§ Set problem:
Leave out the pictures and copy the remaining records exactly.
═════ Material shown ═════
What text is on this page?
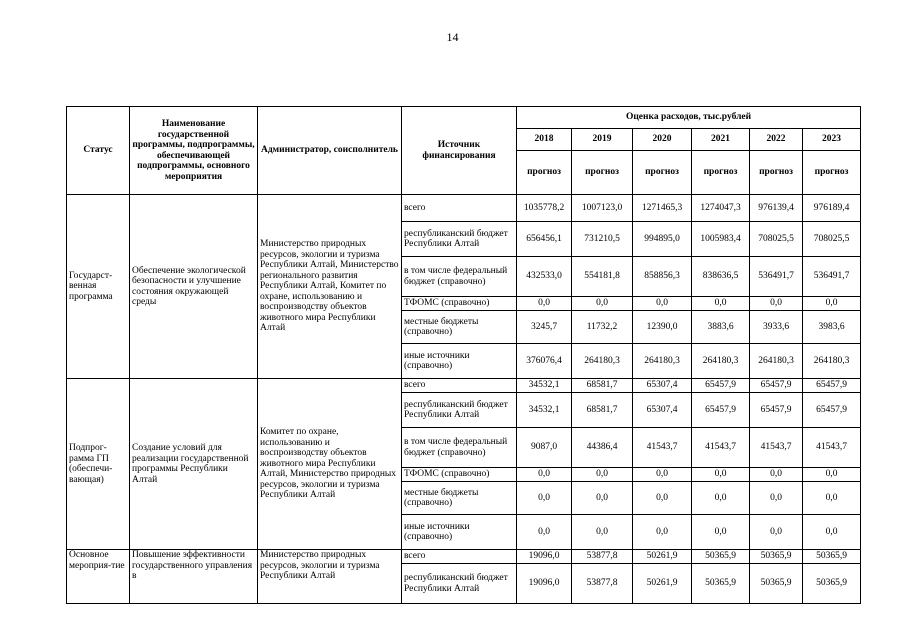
14
Статус	Наименование государственной программы, подпрограммы, обеспечивающей подпрограммы, основного мероприятия	Администратор, соисполнитель	Источник финансирования	Оценка расходов, тыс.рублей					
				2018	2019	2020	2021	2022	2023
				прогноз	прогноз	прогноз	прогноз	прогноз	прогноз
Государст-венная программа	Обеспечение экологической безопасности и улучшение состояния окружающей среды	Министерство природных ресурсов, экологии и туризма Республики Алтай, Министерство регионального развития Республики Алтай, Комитет по охране, использованию и воспроизводству объектов животного мира Республики Алтай	всего	1035778,2	1007123,0	1271465,3	1274047,3	976139,4	976189,4
			республиканский бюджет Республики Алтай	656456,1	731210,5	994895,0	1005983,4	708025,5	708025,5
			в том числе федеральный бюджет (справочно)	432533,0	554181,8	858856,3	838636,5	536491,7	536491,7
			ТФОМС (справочно)	0,0	0,0	0,0	0,0	0,0	0,0
			местные бюджеты (справочно)	3245,7	11732,2	12390,0	3883,6	3933,6	3983,6
			иные источники (справочно)	376076,4	264180,3	264180,3	264180,3	264180,3	264180,3
Подпрог-рамма ГП (обеспечи-вающая)	Создание условий для реализации государственной программы Республики Алтай	Комитет по охране, использованию и воспроизводству объектов животного мира Республики Алтай, Министерство природных ресурсов, экологии и туризма Республики Алтай	всего	34532,1	68581,7	65307,4	65457,9	65457,9	65457,9
			республиканский бюджет Республики Алтай	34532,1	68581,7	65307,4	65457,9	65457,9	65457,9
			в том числе федеральный бюджет (справочно)	9087,0	44386,4	41543,7	41543,7	41543,7	41543,7
			ТФОМС (справочно)	0,0	0,0	0,0	0,0	0,0	0,0
			местные бюджеты (справочно)	0,0	0,0	0,0	0,0	0,0	0,0
			иные источники (справочно)	0,0	0,0	0,0	0,0	0,0	0,0
Основное мероприя-тие	Повышение эффективности государственного управления в	Министерство природных ресурсов, экологии и туризма Республики Алтай	всего	19096,0	53877,8	50261,9	50365,9	50365,9	50365,9
			республиканский бюджет Республики Алтай	19096,0	53877,8	50261,9	50365,9	50365,9	50365,9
═════
§ Result:
What text is on this page?
14
Статус	Наименование государственной программы, подпрограммы, обеспечивающей подпрограммы, основного мероприятия	Администратор, соисполнитель	Источник финансирования	Оценка расходов, тыс.рублей					
				2018	2019	2020	2021	2022	2023
				прогноз	прогноз	прогноз	прогноз	прогноз	прогноз
Государст-венная программа	Обеспечение экологической безопасности и улучшение состояния окружающей среды	Министерство природных ресурсов, экологии и туризма Республики Алтай, Министерство регионального развития Республики Алтай, Комитет по охране, использованию и воспроизводству объектов животного мира Республики Алтай	всего	1035778,2	1007123,0	1271465,3	1274047,3	976139,4	976189,4
			республиканский бюджет Республики Алтай	656456,1	731210,5	994895,0	1005983,4	708025,5	708025,5
			в том числе федеральный бюджет (справочно)	432533,0	554181,8	858856,3	838636,5	536491,7	536491,7
			ТФОМС (справочно)	0,0	0,0	0,0	0,0	0,0	0,0
			местные бюджеты (справочно)	3245,7	11732,2	12390,0	3883,6	3933,6	3983,6
			иные источники (справочно)	376076,4	264180,3	264180,3	264180,3	264180,3	264180,3
Подпрог-рамма ГП (обеспечи-вающая)	Создание условий для реализации государственной программы Республики Алтай	Комитет по охране, использованию и воспроизводству объектов животного мира Республики Алтай, Министерство природных ресурсов, экологии и туризма Республики Алтай	всего	34532,1	68581,7	65307,4	65457,9	65457,9	65457,9
			республиканский бюджет Республики Алтай	34532,1	68581,7	65307,4	65457,9	65457,9	65457,9
			в том числе федеральный бюджет (справочно)	9087,0	44386,4	41543,7	41543,7	41543,7	41543,7
			ТФОМС (справочно)	0,0	0,0	0,0	0,0	0,0	0,0
			местные бюджеты (справочно)	0,0	0,0	0,0	0,0	0,0	0,0
			иные источники (справочно)	0,0	0,0	0,0	0,0	0,0	0,0
Основное мероприя-тие	Повышение эффективности государственного управления в	Министерство природных ресурсов, экологии и туризма Республики Алтай	всего	19096,0	53877,8	50261,9	50365,9	50365,9	50365,9
			республиканский бюджет Республики Алтай	19096,0	53877,8	50261,9	50365,9	50365,9	50365,9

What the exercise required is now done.